## [INSTRUCTION]
Reproduce each line from the records that holds "Beterraba".

(Records contained in a dataset)
** START **
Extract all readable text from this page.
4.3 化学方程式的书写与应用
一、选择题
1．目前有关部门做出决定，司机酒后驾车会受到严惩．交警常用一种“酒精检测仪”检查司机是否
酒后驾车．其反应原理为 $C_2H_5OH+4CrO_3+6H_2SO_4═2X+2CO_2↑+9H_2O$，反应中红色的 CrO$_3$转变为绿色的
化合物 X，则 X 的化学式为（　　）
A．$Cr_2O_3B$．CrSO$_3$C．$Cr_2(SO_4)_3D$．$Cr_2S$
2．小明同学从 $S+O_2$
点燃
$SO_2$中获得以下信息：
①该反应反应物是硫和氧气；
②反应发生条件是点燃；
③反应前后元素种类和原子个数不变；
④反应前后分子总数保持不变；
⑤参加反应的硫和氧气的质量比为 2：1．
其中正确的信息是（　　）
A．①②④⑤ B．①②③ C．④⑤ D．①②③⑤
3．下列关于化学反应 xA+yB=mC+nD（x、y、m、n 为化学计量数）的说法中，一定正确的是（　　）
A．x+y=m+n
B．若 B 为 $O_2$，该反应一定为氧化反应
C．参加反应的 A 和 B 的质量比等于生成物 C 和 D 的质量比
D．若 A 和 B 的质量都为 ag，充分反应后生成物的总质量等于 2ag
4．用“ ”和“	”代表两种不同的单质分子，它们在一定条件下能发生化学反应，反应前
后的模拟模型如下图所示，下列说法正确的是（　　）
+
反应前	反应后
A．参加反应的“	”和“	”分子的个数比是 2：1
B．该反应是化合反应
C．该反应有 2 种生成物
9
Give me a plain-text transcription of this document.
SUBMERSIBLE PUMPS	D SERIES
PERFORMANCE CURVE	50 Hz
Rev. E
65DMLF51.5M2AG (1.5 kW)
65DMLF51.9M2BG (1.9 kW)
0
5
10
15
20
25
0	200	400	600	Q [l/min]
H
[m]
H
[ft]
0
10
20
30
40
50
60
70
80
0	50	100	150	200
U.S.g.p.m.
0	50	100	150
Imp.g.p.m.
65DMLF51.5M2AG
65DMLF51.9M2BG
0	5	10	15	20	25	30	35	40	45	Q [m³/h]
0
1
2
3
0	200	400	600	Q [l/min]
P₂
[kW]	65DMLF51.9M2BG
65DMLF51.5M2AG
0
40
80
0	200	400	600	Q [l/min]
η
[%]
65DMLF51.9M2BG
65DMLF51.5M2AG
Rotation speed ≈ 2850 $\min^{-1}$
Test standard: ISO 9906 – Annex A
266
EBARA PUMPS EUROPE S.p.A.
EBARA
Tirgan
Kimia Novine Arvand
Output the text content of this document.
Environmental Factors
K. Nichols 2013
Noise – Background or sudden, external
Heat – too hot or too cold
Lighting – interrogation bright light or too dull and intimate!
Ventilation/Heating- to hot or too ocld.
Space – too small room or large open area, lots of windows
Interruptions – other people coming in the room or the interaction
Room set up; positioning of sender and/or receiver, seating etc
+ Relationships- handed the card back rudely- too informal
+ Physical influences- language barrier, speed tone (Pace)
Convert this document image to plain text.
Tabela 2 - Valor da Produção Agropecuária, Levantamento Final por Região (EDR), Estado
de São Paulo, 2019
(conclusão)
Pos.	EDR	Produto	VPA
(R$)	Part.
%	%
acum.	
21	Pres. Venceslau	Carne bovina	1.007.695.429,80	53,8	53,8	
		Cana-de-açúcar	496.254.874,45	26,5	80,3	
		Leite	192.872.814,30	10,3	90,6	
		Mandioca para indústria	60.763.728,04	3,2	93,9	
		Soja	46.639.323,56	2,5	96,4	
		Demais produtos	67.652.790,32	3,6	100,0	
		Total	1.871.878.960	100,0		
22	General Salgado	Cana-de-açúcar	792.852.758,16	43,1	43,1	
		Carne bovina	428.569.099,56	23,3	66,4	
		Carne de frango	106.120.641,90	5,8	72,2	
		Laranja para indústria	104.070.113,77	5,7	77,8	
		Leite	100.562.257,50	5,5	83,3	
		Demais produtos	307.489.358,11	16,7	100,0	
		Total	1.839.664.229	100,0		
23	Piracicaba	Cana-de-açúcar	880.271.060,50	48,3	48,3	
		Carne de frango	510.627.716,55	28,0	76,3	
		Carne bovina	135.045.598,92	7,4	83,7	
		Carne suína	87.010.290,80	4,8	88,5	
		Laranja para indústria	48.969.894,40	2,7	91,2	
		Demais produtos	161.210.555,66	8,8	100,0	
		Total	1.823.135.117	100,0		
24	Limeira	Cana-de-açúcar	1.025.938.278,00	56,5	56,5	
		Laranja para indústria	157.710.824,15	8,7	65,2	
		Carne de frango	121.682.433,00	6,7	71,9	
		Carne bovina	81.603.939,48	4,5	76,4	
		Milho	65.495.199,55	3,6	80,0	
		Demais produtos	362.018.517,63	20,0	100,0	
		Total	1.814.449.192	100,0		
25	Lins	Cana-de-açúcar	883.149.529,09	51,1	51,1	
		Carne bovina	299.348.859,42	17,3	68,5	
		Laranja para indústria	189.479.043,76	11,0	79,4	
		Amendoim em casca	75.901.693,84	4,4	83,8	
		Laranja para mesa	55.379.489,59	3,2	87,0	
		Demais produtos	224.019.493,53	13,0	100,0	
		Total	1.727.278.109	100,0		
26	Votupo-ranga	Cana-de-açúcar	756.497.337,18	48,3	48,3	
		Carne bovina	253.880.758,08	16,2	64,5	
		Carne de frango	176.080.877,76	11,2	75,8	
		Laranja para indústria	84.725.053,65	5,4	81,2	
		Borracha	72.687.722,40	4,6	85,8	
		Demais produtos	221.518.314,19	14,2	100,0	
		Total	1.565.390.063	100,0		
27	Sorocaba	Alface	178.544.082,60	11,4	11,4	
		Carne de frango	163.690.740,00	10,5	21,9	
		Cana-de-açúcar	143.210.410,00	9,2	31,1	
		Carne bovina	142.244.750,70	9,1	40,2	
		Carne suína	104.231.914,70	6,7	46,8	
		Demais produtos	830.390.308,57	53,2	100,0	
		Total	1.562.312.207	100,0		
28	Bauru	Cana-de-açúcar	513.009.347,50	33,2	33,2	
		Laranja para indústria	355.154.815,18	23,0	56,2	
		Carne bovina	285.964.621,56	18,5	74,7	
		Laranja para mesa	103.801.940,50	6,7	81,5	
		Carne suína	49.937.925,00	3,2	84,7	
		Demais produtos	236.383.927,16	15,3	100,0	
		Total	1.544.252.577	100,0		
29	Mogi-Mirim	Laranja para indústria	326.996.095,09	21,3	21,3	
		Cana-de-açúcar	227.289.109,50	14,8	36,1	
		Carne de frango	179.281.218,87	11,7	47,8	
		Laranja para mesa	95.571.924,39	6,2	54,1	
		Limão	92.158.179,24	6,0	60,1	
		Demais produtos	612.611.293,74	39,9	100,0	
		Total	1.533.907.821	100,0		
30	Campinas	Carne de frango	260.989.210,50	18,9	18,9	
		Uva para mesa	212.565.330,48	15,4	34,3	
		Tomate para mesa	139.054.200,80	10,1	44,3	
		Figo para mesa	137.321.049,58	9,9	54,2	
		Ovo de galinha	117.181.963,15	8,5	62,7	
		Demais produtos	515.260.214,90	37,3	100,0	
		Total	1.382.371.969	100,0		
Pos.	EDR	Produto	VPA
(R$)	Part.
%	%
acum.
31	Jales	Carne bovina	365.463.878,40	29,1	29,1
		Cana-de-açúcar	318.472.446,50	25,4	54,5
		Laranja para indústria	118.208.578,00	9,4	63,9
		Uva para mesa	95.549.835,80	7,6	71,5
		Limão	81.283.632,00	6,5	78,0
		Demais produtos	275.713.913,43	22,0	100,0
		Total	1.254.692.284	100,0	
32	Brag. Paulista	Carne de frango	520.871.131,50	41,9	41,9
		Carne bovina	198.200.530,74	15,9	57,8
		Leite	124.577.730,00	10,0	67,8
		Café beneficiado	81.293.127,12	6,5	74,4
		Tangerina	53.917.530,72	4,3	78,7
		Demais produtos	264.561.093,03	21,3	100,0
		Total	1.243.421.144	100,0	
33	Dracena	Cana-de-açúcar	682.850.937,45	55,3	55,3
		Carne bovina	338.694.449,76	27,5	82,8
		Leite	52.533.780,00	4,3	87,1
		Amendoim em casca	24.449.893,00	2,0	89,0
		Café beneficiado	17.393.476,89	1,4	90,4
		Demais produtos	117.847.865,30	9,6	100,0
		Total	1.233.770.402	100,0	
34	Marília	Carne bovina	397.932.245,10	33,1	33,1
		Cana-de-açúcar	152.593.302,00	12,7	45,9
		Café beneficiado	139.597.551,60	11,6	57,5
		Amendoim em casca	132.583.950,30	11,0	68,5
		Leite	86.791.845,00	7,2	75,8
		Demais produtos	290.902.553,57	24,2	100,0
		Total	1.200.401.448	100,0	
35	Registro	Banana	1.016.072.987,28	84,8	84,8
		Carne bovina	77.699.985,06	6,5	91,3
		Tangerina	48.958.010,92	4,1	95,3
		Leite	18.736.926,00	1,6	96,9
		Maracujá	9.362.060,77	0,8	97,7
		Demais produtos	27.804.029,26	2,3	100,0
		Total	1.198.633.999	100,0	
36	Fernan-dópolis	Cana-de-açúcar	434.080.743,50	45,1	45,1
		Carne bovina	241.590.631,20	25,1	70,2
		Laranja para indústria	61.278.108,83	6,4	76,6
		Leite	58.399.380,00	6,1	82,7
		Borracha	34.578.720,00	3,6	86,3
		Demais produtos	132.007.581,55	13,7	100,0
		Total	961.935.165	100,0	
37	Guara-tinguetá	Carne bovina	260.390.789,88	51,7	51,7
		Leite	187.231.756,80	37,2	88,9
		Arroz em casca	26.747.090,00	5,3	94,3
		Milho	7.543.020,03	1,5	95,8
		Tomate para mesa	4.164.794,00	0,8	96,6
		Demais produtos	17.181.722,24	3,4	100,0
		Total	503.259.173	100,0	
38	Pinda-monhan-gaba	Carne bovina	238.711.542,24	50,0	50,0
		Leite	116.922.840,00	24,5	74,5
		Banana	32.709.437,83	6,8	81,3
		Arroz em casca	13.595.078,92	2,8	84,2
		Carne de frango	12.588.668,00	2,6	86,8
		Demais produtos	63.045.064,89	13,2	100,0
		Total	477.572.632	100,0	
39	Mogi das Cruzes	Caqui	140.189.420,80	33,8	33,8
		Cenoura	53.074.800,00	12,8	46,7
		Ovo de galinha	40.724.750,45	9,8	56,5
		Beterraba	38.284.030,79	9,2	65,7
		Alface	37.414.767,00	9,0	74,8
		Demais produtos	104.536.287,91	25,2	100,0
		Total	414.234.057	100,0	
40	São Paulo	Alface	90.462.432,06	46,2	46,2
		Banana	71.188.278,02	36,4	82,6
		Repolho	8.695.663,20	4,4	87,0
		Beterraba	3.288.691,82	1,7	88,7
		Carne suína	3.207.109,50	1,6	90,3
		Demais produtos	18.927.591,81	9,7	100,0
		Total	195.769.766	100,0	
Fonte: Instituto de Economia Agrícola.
** END **
## [RESULT OF THE TASK]
		Beterraba	38.284.030,79	9,2	65,7
		Beterraba	3.288.691,82	1,7	88,7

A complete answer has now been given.